# [Objective]
Repeat each entry word for word. Leave any images out of the copy.

# [Entries provided]
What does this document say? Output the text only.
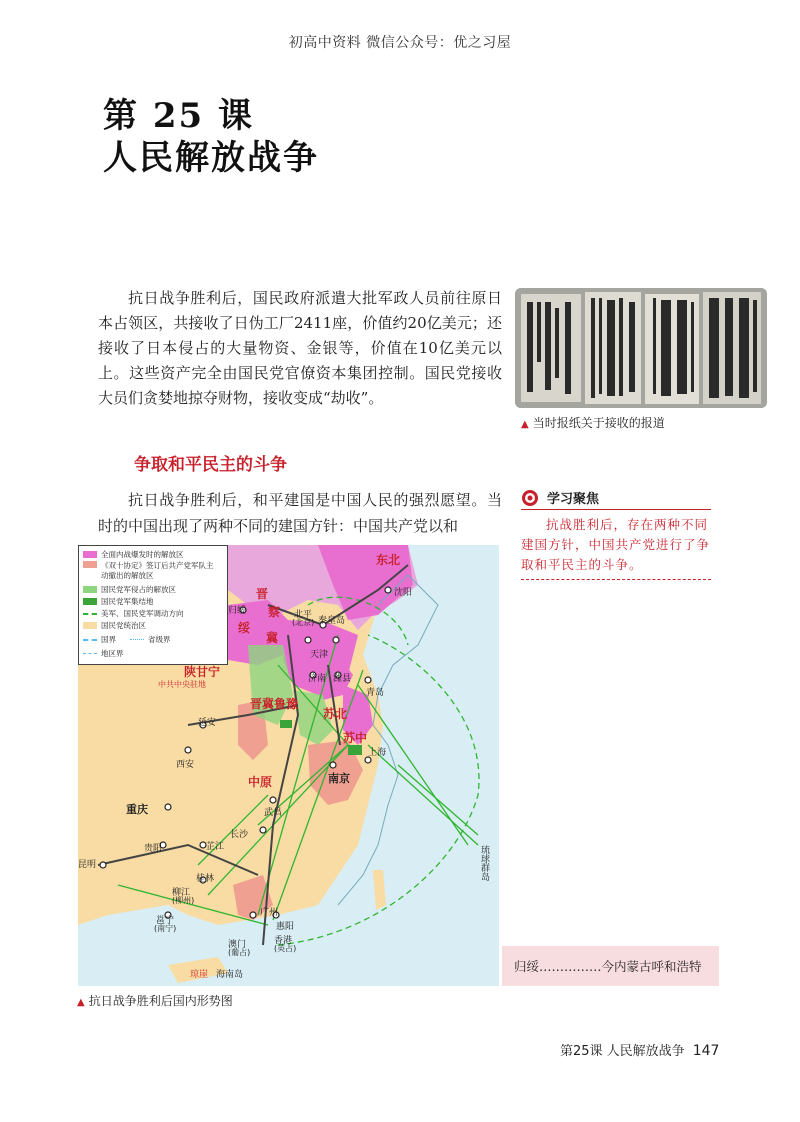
初高中资料 微信公众号：优之习屋
第 25 课
人民解放战争
抗日战争胜利后，国民政府派遣大批军政人员前往原日本占领区，共接收了日伪工厂2411座，价值约20亿美元；还接收了日本侵占的大量物资、金银等，价值在10亿美元以上。这些资产完全由国民党官僚资本集团控制。国民党接收大员们贪婪地掠夺财物，接收变成“劫收”。
▲ 当时报纸关于接收的报道
争取和平民主的斗争
抗日战争胜利后，和平建国是中国人民的强烈愿望。当时的中国出现了两种不同的建国方针：中国共产党以和
学习聚焦
抗战胜利后，存在两种不同建国方针，中国共产党进行了争取和平民主的斗争。
全面内战爆发时的解放区
《双十协定》签订后共产党军队主动撤出的解放区
国民党军侵占的解放区
国民党军集结地
美军、国民党军调动方向
国民党统治区
国界	省级界
地区界
东北
晋
察
绥
冀
陕甘宁
中共中央驻地
晋冀鲁豫
苏北
苏中
中原
沈阳
北平
(北京) 秦皇岛
归绥
天津
济南 潍县
青岛
延安
西安
南京
上海
武昌
重庆
长沙
芷江
贵阳
桂林
昆明
柳江
(柳州)
邕宁
(南宁)
广州
惠阳
澳门
(葡占)
香港
(英占)
琼崖 海南岛
琉球群岛
▲ 抗日战争胜利后国内形势图
归绥……………今内蒙古呼和浩特
第25课 人民解放战争 147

# [The response]
What does this document say? Output the text only.
初高中资料 微信公众号：优之习屋
第 25 课
人民解放战争
抗日战争胜利后，国民政府派遣大批军政人员前往原日本占领区，共接收了日伪工厂2411座，价值约20亿美元；还接收了日本侵占的大量物资、金银等，价值在10亿美元以上。这些资产完全由国民党官僚资本集团控制。国民党接收大员们贪婪地掠夺财物，接收变成“劫收”。
▲ 当时报纸关于接收的报道
争取和平民主的斗争
抗日战争胜利后，和平建国是中国人民的强烈愿望。当时的中国出现了两种不同的建国方针：中国共产党以和
学习聚焦
抗战胜利后，存在两种不同建国方针，中国共产党进行了争取和平民主的斗争。
全面内战爆发时的解放区
《双十协定》签订后共产党军队主动撤出的解放区
国民党军侵占的解放区
国民党军集结地
美军、国民党军调动方向
国民党统治区
国界	省级界
地区界
东北
晋
察
绥
冀
陕甘宁
中共中央驻地
晋冀鲁豫
苏北
苏中
中原
沈阳
北平
(北京) 秦皇岛
归绥
天津
济南 潍县
青岛
延安
西安
南京
上海
武昌
重庆
长沙
芷江
贵阳
桂林
昆明
柳江
(柳州)
邕宁
(南宁)
广州
惠阳
澳门
(葡占)
香港
(英占)
琼崖 海南岛
琉球群岛
▲ 抗日战争胜利后国内形势图
归绥……………今内蒙古呼和浩特
第25课 人民解放战争 147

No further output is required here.